Exercise. Every line of the records below should be restated exactly.

Records to process.
---------------

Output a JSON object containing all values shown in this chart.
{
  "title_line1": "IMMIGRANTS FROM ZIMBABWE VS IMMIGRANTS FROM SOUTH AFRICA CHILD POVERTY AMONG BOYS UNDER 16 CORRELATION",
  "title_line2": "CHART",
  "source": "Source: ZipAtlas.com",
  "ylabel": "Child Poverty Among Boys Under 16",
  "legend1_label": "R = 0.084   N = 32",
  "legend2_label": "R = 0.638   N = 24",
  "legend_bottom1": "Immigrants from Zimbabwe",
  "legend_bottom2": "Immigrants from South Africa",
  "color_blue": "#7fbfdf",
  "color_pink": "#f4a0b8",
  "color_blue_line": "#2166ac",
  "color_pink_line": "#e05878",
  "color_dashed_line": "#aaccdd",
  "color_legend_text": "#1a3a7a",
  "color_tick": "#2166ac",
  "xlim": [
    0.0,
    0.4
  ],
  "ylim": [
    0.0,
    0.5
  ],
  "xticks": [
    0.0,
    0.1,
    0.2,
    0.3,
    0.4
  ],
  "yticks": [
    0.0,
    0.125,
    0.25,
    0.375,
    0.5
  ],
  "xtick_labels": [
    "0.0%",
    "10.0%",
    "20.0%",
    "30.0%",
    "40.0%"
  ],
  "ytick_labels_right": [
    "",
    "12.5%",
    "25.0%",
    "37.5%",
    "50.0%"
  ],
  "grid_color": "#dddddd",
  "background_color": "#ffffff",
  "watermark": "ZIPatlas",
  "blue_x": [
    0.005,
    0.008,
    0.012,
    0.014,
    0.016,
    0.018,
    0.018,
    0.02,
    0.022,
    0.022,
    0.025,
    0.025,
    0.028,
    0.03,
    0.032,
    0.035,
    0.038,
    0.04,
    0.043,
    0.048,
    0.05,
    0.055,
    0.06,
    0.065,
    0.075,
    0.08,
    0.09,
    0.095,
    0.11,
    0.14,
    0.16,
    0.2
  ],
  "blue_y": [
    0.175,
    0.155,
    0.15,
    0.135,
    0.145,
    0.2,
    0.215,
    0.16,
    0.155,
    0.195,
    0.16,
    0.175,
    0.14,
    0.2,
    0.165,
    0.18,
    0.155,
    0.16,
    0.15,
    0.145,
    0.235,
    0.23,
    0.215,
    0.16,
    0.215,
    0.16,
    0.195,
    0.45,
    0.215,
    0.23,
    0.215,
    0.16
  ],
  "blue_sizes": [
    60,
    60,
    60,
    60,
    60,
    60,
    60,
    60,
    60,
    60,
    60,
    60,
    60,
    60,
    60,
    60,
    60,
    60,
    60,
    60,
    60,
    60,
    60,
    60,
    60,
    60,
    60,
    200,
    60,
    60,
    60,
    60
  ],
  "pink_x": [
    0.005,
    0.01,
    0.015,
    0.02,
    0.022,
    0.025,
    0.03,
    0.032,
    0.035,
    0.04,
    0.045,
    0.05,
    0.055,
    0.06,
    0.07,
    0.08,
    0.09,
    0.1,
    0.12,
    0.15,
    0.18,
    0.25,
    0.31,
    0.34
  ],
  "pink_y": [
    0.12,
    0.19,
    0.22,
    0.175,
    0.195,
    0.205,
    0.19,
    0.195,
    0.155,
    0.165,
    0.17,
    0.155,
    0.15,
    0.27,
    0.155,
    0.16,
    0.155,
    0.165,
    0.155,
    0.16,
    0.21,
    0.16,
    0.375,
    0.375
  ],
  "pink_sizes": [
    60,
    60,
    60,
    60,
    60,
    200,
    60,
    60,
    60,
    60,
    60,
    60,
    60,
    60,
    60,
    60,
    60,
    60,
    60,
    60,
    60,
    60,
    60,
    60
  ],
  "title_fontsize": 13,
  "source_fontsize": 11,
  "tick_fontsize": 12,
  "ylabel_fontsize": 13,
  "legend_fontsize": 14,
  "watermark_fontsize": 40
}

---------------

Solution for this problem.
Output a JSON object containing all values shown in this chart.
{
  "title_line1": "IMMIGRANTS FROM ZIMBABWE VS IMMIGRANTS FROM SOUTH AFRICA CHILD POVERTY AMONG BOYS UNDER 16 CORRELATION",
  "title_line2": "CHART",
  "source": "Source: ZipAtlas.com",
  "ylabel": "Child Poverty Among Boys Under 16",
  "legend1_label": "R = 0.084   N = 32",
  "legend2_label": "R = 0.638   N = 24",
  "legend_bottom1": "Immigrants from Zimbabwe",
  "legend_bottom2": "Immigrants from South Africa",
  "color_blue": "#7fbfdf",
  "color_pink": "#f4a0b8",
  "color_blue_line": "#2166ac",
  "color_pink_line": "#e05878",
  "color_dashed_line": "#aaccdd",
  "color_legend_text": "#1a3a7a",
  "color_tick": "#2166ac",
  "xlim": [
    0.0,
    0.4
  ],
  "ylim": [
    0.0,
    0.5
  ],
  "xticks": [
    0.0,
    0.1,
    0.2,
    0.3,
    0.4
  ],
  "yticks": [
    0.0,
    0.125,
    0.25,
    0.375,
    0.5
  ],
  "xtick_labels": [
    "0.0%",
    "10.0%",
    "20.0%",
    "30.0%",
    "40.0%"
  ],
  "ytick_labels_right": [
    "",
    "12.5%",
    "25.0%",
    "37.5%",
    "50.0%"
  ],
  "grid_color": "#dddddd",
  "background_color": "#ffffff",
  "watermark": "ZIPatlas",
  "blue_x": [
    0.005,
    0.008,
    0.012,
    0.014,
    0.016,
    0.018,
    0.018,
    0.02,
    0.022,
    0.022,
    0.025,
    0.025,
    0.028,
    0.03,
    0.032,
    0.035,
    0.038,
    0.04,
    0.043,
    0.048,
    0.05,
    0.055,
    0.06,
    0.065,
    0.075,
    0.08,
    0.09,
    0.095,
    0.11,
    0.14,
    0.16,
    0.2
  ],
  "blue_y": [
    0.175,
    0.155,
    0.15,
    0.135,
    0.145,
    0.2,
    0.215,
    0.16,
    0.155,
    0.195,
    0.16,
    0.175,
    0.14,
    0.2,
    0.165,
    0.18,
    0.155,
    0.16,
    0.15,
    0.145,
    0.235,
    0.23,
    0.215,
    0.16,
    0.215,
    0.16,
    0.195,
    0.45,
    0.215,
    0.23,
    0.215,
    0.16
  ],
  "blue_sizes": [
    60,
    60,
    60,
    60,
    60,
    60,
    60,
    60,
    60,
    60,
    60,
    60,
    60,
    60,
    60,
    60,
    60,
    60,
    60,
    60,
    60,
    60,
    60,
    60,
    60,
    60,
    60,
    200,
    60,
    60,
    60,
    60
  ],
  "pink_x": [
    0.005,
    0.01,
    0.015,
    0.02,
    0.022,
    0.025,
    0.03,
    0.032,
    0.035,
    0.04,
    0.045,
    0.05,
    0.055,
    0.06,
    0.07,
    0.08,
    0.09,
    0.1,
    0.12,
    0.15,
    0.18,
    0.25,
    0.31,
    0.34
  ],
  "pink_y": [
    0.12,
    0.19,
    0.22,
    0.175,
    0.195,
    0.205,
    0.19,
    0.195,
    0.155,
    0.165,
    0.17,
    0.155,
    0.15,
    0.27,
    0.155,
    0.16,
    0.155,
    0.165,
    0.155,
    0.16,
    0.21,
    0.16,
    0.375,
    0.375
  ],
  "pink_sizes": [
    60,
    60,
    60,
    60,
    60,
    200,
    60,
    60,
    60,
    60,
    60,
    60,
    60,
    60,
    60,
    60,
    60,
    60,
    60,
    60,
    60,
    60,
    60,
    60
  ],
  "title_fontsize": 13,
  "source_fontsize": 11,
  "tick_fontsize": 12,
  "ylabel_fontsize": 13,
  "legend_fontsize": 14,
  "watermark_fontsize": 40
}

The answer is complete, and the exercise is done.